> DATASET ROWS
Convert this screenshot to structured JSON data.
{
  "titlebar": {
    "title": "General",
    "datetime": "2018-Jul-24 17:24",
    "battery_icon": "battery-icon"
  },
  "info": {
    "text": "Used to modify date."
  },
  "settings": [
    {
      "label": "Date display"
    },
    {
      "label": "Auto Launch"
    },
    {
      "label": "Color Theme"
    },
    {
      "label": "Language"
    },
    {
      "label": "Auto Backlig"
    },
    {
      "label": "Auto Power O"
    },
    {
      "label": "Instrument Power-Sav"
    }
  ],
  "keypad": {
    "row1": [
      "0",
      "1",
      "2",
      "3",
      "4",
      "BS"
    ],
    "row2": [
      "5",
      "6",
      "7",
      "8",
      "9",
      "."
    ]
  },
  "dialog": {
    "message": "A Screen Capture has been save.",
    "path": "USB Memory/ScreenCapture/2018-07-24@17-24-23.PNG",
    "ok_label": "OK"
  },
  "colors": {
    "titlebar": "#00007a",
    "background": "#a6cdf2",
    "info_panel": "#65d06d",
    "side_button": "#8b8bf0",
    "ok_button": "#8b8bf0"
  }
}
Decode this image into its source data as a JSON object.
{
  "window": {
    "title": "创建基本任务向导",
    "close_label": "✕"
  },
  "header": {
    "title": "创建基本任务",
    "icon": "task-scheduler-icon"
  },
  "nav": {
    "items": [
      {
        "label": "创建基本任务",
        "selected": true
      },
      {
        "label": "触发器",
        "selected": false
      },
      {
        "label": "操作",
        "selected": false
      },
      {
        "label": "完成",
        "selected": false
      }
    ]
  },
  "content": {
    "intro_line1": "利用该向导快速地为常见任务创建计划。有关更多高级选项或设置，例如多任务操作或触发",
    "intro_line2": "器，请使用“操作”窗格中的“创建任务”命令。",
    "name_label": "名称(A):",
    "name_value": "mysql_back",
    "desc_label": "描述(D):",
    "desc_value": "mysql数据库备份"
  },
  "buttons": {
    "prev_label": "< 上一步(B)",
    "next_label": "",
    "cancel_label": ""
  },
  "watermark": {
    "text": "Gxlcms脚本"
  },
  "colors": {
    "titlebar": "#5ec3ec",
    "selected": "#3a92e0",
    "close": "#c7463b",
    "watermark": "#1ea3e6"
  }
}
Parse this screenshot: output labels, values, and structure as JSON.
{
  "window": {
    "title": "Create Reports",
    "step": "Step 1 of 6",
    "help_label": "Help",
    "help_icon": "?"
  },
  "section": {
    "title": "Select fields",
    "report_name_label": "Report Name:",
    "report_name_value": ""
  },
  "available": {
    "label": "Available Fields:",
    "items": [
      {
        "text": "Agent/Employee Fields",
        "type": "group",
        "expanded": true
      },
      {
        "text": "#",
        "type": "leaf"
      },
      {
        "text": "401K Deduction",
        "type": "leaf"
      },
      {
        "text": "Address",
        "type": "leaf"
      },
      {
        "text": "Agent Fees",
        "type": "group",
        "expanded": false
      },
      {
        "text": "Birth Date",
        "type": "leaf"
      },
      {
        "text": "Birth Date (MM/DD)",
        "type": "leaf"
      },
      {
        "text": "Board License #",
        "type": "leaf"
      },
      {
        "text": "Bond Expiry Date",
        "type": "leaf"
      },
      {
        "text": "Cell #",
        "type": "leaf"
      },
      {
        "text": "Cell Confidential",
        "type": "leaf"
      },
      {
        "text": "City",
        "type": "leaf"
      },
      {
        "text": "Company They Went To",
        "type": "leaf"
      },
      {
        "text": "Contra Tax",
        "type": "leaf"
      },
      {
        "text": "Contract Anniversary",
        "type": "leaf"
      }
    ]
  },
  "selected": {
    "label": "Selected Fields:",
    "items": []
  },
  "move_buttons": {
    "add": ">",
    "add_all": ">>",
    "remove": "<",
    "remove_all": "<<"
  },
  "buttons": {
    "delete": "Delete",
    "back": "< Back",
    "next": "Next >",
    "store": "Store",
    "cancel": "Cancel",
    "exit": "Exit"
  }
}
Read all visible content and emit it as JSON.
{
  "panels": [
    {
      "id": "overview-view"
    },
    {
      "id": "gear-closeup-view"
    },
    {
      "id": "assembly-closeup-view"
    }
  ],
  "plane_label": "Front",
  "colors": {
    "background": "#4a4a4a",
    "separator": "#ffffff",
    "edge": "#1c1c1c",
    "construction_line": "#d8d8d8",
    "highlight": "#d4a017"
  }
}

...

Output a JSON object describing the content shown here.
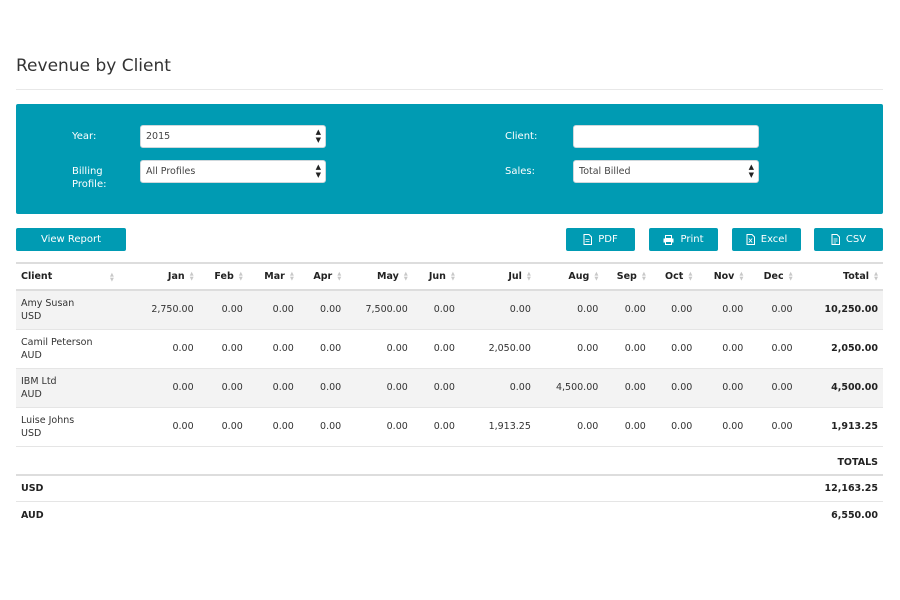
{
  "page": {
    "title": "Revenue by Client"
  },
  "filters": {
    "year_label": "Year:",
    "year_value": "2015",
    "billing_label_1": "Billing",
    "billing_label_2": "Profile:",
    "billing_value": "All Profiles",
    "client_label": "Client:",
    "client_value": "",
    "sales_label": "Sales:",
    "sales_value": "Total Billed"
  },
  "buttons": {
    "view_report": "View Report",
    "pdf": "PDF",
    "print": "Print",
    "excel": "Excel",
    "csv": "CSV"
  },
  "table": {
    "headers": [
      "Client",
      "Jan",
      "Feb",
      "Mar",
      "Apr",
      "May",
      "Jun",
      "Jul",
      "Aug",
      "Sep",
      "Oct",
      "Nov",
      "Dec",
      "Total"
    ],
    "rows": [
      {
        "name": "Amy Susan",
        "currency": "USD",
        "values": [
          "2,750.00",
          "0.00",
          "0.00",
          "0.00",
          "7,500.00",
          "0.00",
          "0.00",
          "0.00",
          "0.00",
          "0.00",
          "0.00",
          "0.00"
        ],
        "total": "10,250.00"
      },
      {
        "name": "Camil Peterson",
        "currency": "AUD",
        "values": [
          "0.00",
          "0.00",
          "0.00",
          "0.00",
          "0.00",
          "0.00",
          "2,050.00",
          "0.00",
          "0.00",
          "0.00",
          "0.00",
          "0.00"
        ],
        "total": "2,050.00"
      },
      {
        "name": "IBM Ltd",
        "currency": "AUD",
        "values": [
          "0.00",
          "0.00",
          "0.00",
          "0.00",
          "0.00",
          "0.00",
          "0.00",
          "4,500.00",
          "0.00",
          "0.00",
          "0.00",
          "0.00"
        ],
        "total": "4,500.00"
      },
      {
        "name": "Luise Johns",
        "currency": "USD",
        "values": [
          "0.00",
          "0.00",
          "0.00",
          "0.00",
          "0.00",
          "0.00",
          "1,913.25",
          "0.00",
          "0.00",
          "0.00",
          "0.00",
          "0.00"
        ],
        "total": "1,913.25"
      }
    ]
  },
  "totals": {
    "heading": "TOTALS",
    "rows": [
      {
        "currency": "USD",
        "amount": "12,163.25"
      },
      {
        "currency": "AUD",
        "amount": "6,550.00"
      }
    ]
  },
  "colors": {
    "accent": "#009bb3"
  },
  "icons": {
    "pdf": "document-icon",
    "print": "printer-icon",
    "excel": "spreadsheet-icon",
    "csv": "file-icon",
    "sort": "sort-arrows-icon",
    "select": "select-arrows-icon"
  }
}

> GIVEN EXERCISE
Filter the records above for lines containing the word "JSON", and copy those lines.

> RIGHT ANSWER
Convert this screenshot to structured JSON data.
Decode this image into its source data as a JSON object.
Parse this screenshot: output labels, values, and structure as JSON.
Read all visible content and emit it as JSON.
Output a JSON object describing the content shown here.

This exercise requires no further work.